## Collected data
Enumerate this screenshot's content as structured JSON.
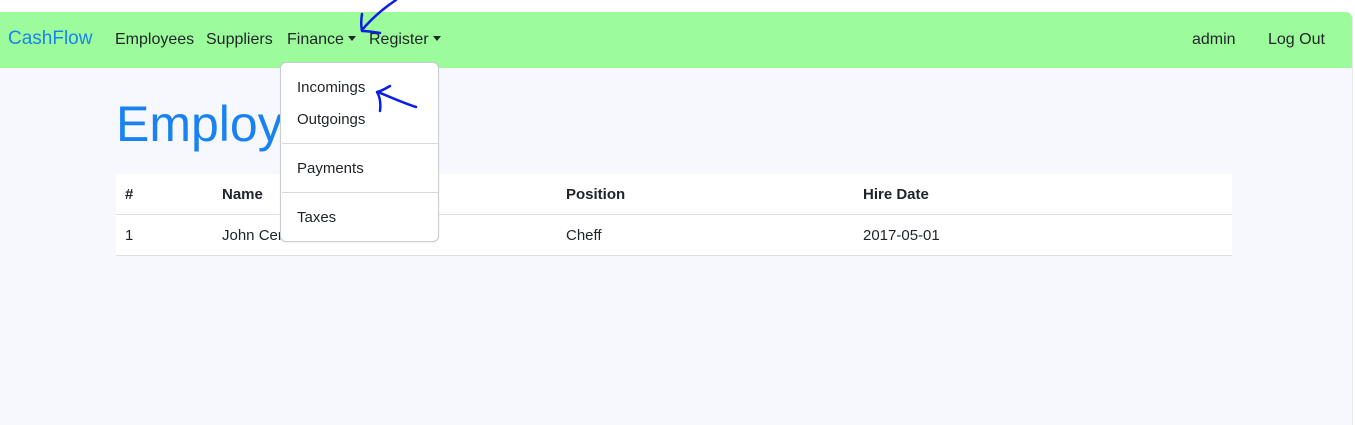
{
  "navbar": {
    "brand": "CashFlow",
    "items": [
      {
        "label": "Employees"
      },
      {
        "label": "Suppliers"
      },
      {
        "label": "Finance"
      },
      {
        "label": "Register"
      }
    ],
    "user": "admin",
    "logout": "Log Out",
    "background_color": "#9cfc9c",
    "brand_color": "#1a82f0"
  },
  "page": {
    "title": "Employees"
  },
  "table": {
    "headers": [
      "#",
      "Name",
      "Position",
      "Hire Date"
    ],
    "rows": [
      [
        "1",
        "John Cena",
        "Cheff",
        "2017-05-01"
      ]
    ]
  },
  "finance_menu": {
    "items": [
      {
        "label": "Incomings"
      },
      {
        "label": "Outgoings"
      },
      {
        "label": "Payments"
      },
      {
        "label": "Taxes"
      }
    ]
  },
  "annotation": {
    "color": "#0a1ee6",
    "icons": [
      "hand-drawn-arrow-icon",
      "hand-drawn-arrow-icon"
    ]
  }
}
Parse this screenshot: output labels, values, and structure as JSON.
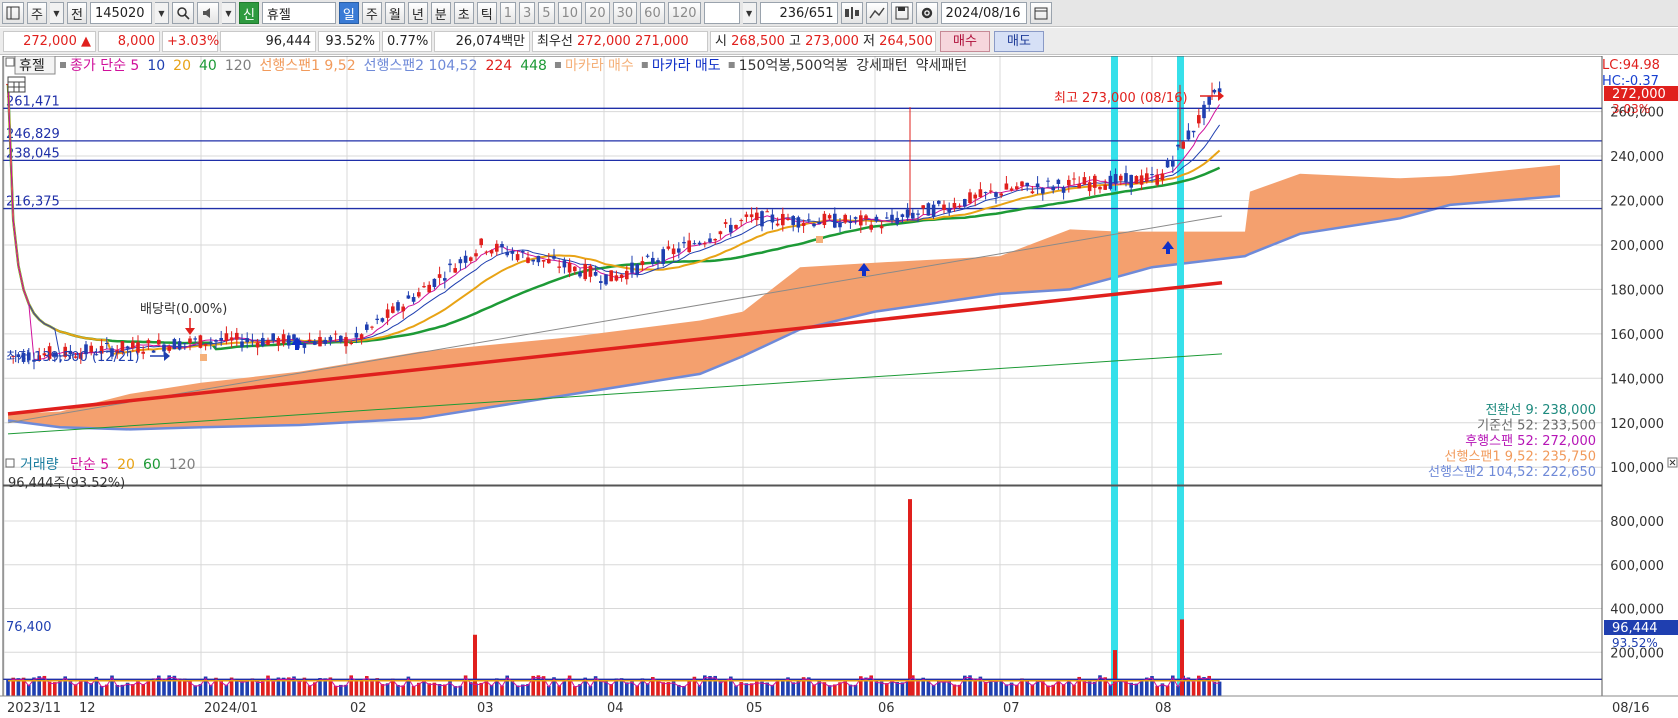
{
  "toolbar": {
    "period_label": "주",
    "prev_label": "전",
    "code": "145020",
    "badge": "신",
    "stock_name": "휴젤",
    "periods": [
      "일",
      "주",
      "월",
      "년",
      "분",
      "초",
      "틱"
    ],
    "period_active": 0,
    "intervals": [
      "1",
      "3",
      "5",
      "10",
      "20",
      "30",
      "60",
      "120"
    ],
    "count": "236",
    "total": "/651",
    "date": "2024/08/16"
  },
  "quote": {
    "price": "272,000",
    "arrow": "▲",
    "change": "8,000",
    "change_pct": "+3.03%",
    "volume": "96,444",
    "volume_ratio": "93.52%",
    "turnover_pct": "0.77%",
    "amount": "26,074백만",
    "bid_label": "최우선",
    "ask": "272,000",
    "bid": "271,000",
    "open_label": "시",
    "open": "268,500",
    "high_label": "고",
    "high": "273,000",
    "low_label": "저",
    "low": "264,500",
    "buy_button": "매수",
    "sell_button": "매도"
  },
  "legend": {
    "stock_tag": "휴젤",
    "items": [
      {
        "text": "종가 단순 5",
        "color": "#d0109b"
      },
      {
        "text": "10",
        "color": "#1f3fb0"
      },
      {
        "text": "20",
        "color": "#e8a315"
      },
      {
        "text": "40",
        "color": "#1d9a36"
      },
      {
        "text": "120",
        "color": "#7f7f7f"
      },
      {
        "text": "선행스팬1 9,52",
        "color": "#f19a5b"
      },
      {
        "text": "선행스팬2 104,52",
        "color": "#6f8ad8"
      },
      {
        "text": "224",
        "color": "#e0201d"
      },
      {
        "text": "448",
        "color": "#1d9a36"
      },
      {
        "text": "마카라 매수",
        "color": "#f5b079"
      },
      {
        "text": "마카라 매도",
        "color": "#1030c8"
      },
      {
        "text": "150억봉,500억봉",
        "color": "#333333"
      },
      {
        "text": "강세패턴",
        "color": "#333333"
      },
      {
        "text": "약세패턴",
        "color": "#333333"
      }
    ],
    "lc": "LC:94.98",
    "hc": "HC:-0.37"
  },
  "annotations": {
    "high": "최고 273,000 (08/16)",
    "low": "최저 139,500 (12/21)",
    "dividend": "배당락(0.00%)",
    "current_tag": "272,000",
    "current_pct": "3.03%"
  },
  "h_lines": [
    "261,471",
    "246,829",
    "238,045",
    "216,375"
  ],
  "ichimoku_values": [
    {
      "label": "전환선 9:",
      "value": "238,000",
      "color": "#1d8a7e"
    },
    {
      "label": "기준선 52:",
      "value": "233,500",
      "color": "#6a6a6a"
    },
    {
      "label": "후행스팬 52:",
      "value": "272,000",
      "color": "#b616b6"
    },
    {
      "label": "선행스팬1 9,52:",
      "value": "235,750",
      "color": "#f19a5b"
    },
    {
      "label": "선행스팬2 104,52:",
      "value": "222,650",
      "color": "#6f8ad8"
    }
  ],
  "volume_legend": {
    "title": "거래량",
    "items": [
      {
        "text": "단순 5",
        "color": "#d0109b"
      },
      {
        "text": "20",
        "color": "#e8a315"
      },
      {
        "text": "60",
        "color": "#1d9a36"
      },
      {
        "text": "120",
        "color": "#7f7f7f"
      }
    ],
    "current": "96,444주(93.52%)",
    "baseline": "76,400",
    "current_tag": "96,444",
    "current_pct": "93.52%"
  },
  "x_labels": [
    "2023/11",
    "12",
    "2024/01",
    "02",
    "03",
    "04",
    "05",
    "06",
    "07",
    "08"
  ],
  "x_end_label": "08/16",
  "chart_data": [
    {
      "type": "candlestick",
      "title": "",
      "ylim": [
        92000,
        285000
      ],
      "y_ticks": [
        100000,
        120000,
        140000,
        160000,
        180000,
        200000,
        220000,
        240000,
        260000
      ],
      "ma5_sample": [
        {
          "x": "2023/11",
          "y": 150000
        },
        {
          "x": "12",
          "y": 152000
        },
        {
          "x": "2024/01",
          "y": 157000
        },
        {
          "x": "02",
          "y": 157000
        },
        {
          "x": "03",
          "y": 200000
        },
        {
          "x": "04",
          "y": 185000
        },
        {
          "x": "05",
          "y": 212000
        },
        {
          "x": "06",
          "y": 210000
        },
        {
          "x": "07",
          "y": 225000
        },
        {
          "x": "08",
          "y": 230000
        },
        {
          "x": "08/16",
          "y": 272000
        }
      ],
      "ma224": [
        {
          "x": "2023/11",
          "y": 124000
        },
        {
          "x": "08/16",
          "y": 183000
        }
      ],
      "ma448": [
        {
          "x": "2023/11",
          "y": 115000
        },
        {
          "x": "08/16",
          "y": 151000
        }
      ],
      "ma120": [
        {
          "x": "2023/11",
          "y": 120000
        },
        {
          "x": "08/16",
          "y": 213000
        }
      ],
      "high": 273000,
      "low": 139500
    },
    {
      "type": "bar",
      "title": "",
      "ylim": [
        0,
        960000
      ],
      "y_ticks": [
        200000,
        400000,
        600000,
        800000
      ],
      "spikes": [
        {
          "x": "03",
          "value": 280000
        },
        {
          "x": "06",
          "value": 900000
        },
        {
          "x": "07/30",
          "value": 210000
        },
        {
          "x": "08/06",
          "value": 350000
        }
      ],
      "current": 96444
    }
  ]
}
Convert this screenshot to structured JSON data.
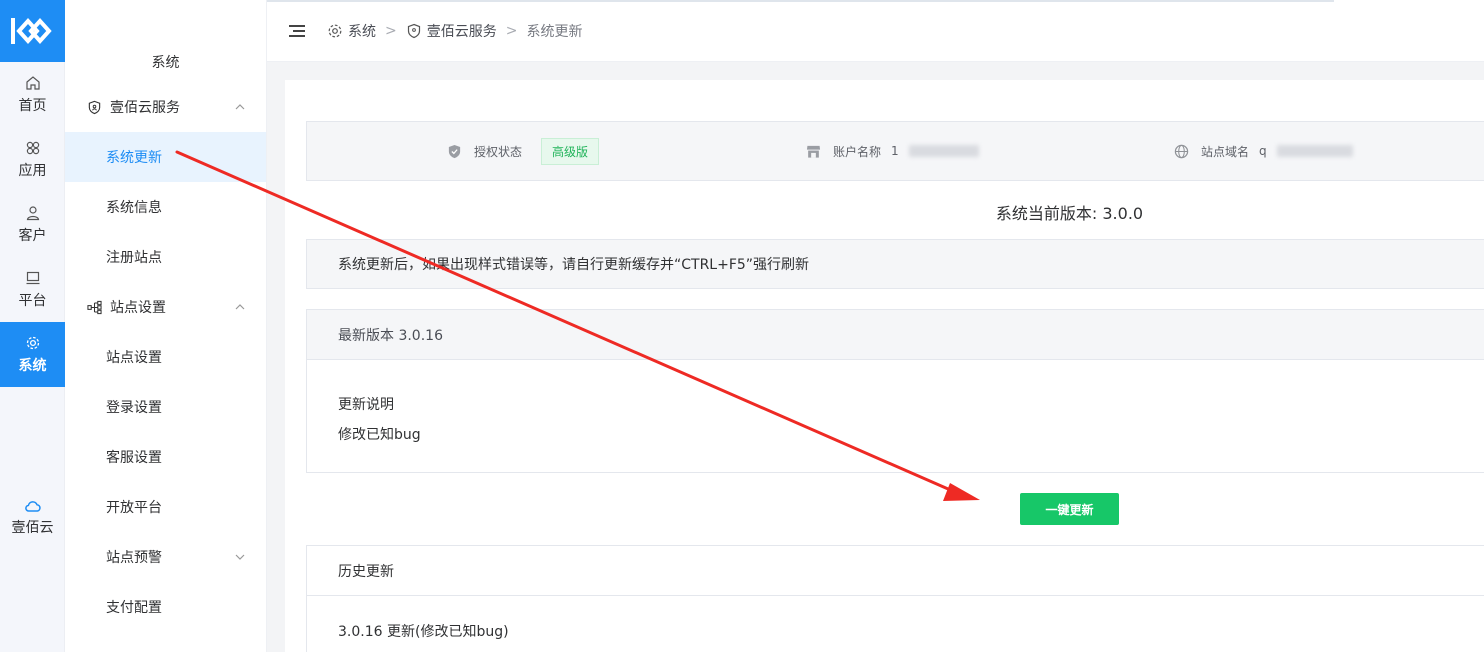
{
  "rail": {
    "items": [
      {
        "label": "首页",
        "icon": "home-icon"
      },
      {
        "label": "应用",
        "icon": "apps-icon"
      },
      {
        "label": "客户",
        "icon": "user-icon"
      },
      {
        "label": "平台",
        "icon": "monitor-icon"
      },
      {
        "label": "系统",
        "icon": "gear-icon"
      }
    ],
    "cloud_label": "壹佰云",
    "active_color": "#1e8df4"
  },
  "sidebar": {
    "title": "系统",
    "group1": {
      "label": "壹佰云服务",
      "items": [
        "系统更新",
        "系统信息",
        "注册站点"
      ]
    },
    "group2": {
      "label": "站点设置",
      "items": [
        "站点设置",
        "登录设置",
        "客服设置",
        "开放平台"
      ]
    },
    "group3": {
      "label": "站点预警",
      "items": [
        "支付配置"
      ]
    }
  },
  "breadcrumb": {
    "item1": "系统",
    "item2": "壹佰云服务",
    "item3": "系统更新",
    "sep": ">"
  },
  "info": {
    "license_label": "授权状态",
    "license_value": "高级版",
    "account_label": "账户名称",
    "account_value": "1",
    "domain_label": "站点域名",
    "domain_value": "q"
  },
  "current_version": "系统当前版本: 3.0.0",
  "notice": "系统更新后，如果出现样式错误等，请自行更新缓存并“CTRL+F5”强行刷新",
  "latest": {
    "title": "最新版本 3.0.16",
    "notes_label": "更新说明",
    "notes": "修改已知bug"
  },
  "update_button": "一键更新",
  "history": {
    "title": "历史更新",
    "rows": [
      "3.0.16 更新(修改已知bug)"
    ]
  },
  "colors": {
    "primary": "#1e8df4",
    "success": "#17c768",
    "annotation_arrow": "#ee2a24"
  }
}
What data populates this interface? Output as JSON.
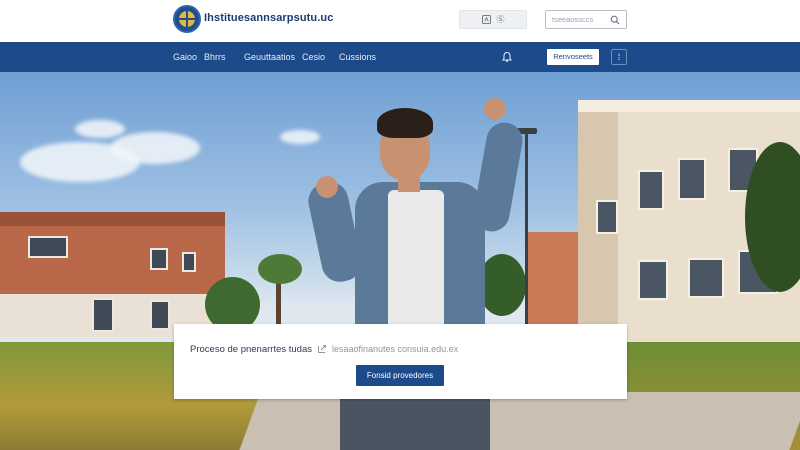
{
  "header": {
    "site_name": "Ihstituesannsarpsutu.uc",
    "top_button_label": "Ⓢ",
    "search": {
      "placeholder": "tseeaossccs"
    }
  },
  "nav": {
    "items": [
      {
        "label": "Gaioo"
      },
      {
        "label": "Bhrrs"
      },
      {
        "label": "Geuuttaatios"
      },
      {
        "label": "Cesio"
      },
      {
        "label": "Cussions"
      }
    ],
    "action_button_label": "Renvoseets",
    "menu_icon_label": "⁞"
  },
  "card": {
    "label": "Proceso de pnenarrtes tudas",
    "link_text": "lesaaofinanutes consuia.edu.ex",
    "button_label": "Fonsid provedores"
  },
  "colors": {
    "brand_blue": "#1d4a8a",
    "nav_text": "#e6edf7",
    "link_gray": "#8e96a1"
  },
  "icons": [
    "logo-emblem-icon",
    "translate-icon",
    "search-icon",
    "notification-bell-icon",
    "menu-icon",
    "link-icon"
  ]
}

## Goal of the exercise
Copy only the lines running from the one that holds "What data populates" through the last line of the data, and include both of those lines. Do not copy any pictures.

## Task result
What data populates this interface? Output as JSON.
{
  "header": {
    "site_name": "Ihstituesannsarpsutu.uc",
    "top_button_label": "Ⓢ",
    "search": {
      "placeholder": "tseeaossccs"
    }
  },
  "nav": {
    "items": [
      {
        "label": "Gaioo"
      },
      {
        "label": "Bhrrs"
      },
      {
        "label": "Geuuttaatios"
      },
      {
        "label": "Cesio"
      },
      {
        "label": "Cussions"
      }
    ],
    "action_button_label": "Renvoseets",
    "menu_icon_label": "⁞"
  },
  "card": {
    "label": "Proceso de pnenarrtes tudas",
    "link_text": "lesaaofinanutes consuia.edu.ex",
    "button_label": "Fonsid provedores"
  },
  "colors": {
    "brand_blue": "#1d4a8a",
    "nav_text": "#e6edf7",
    "link_gray": "#8e96a1"
  },
  "icons": [
    "logo-emblem-icon",
    "translate-icon",
    "search-icon",
    "notification-bell-icon",
    "menu-icon",
    "link-icon"
  ]
}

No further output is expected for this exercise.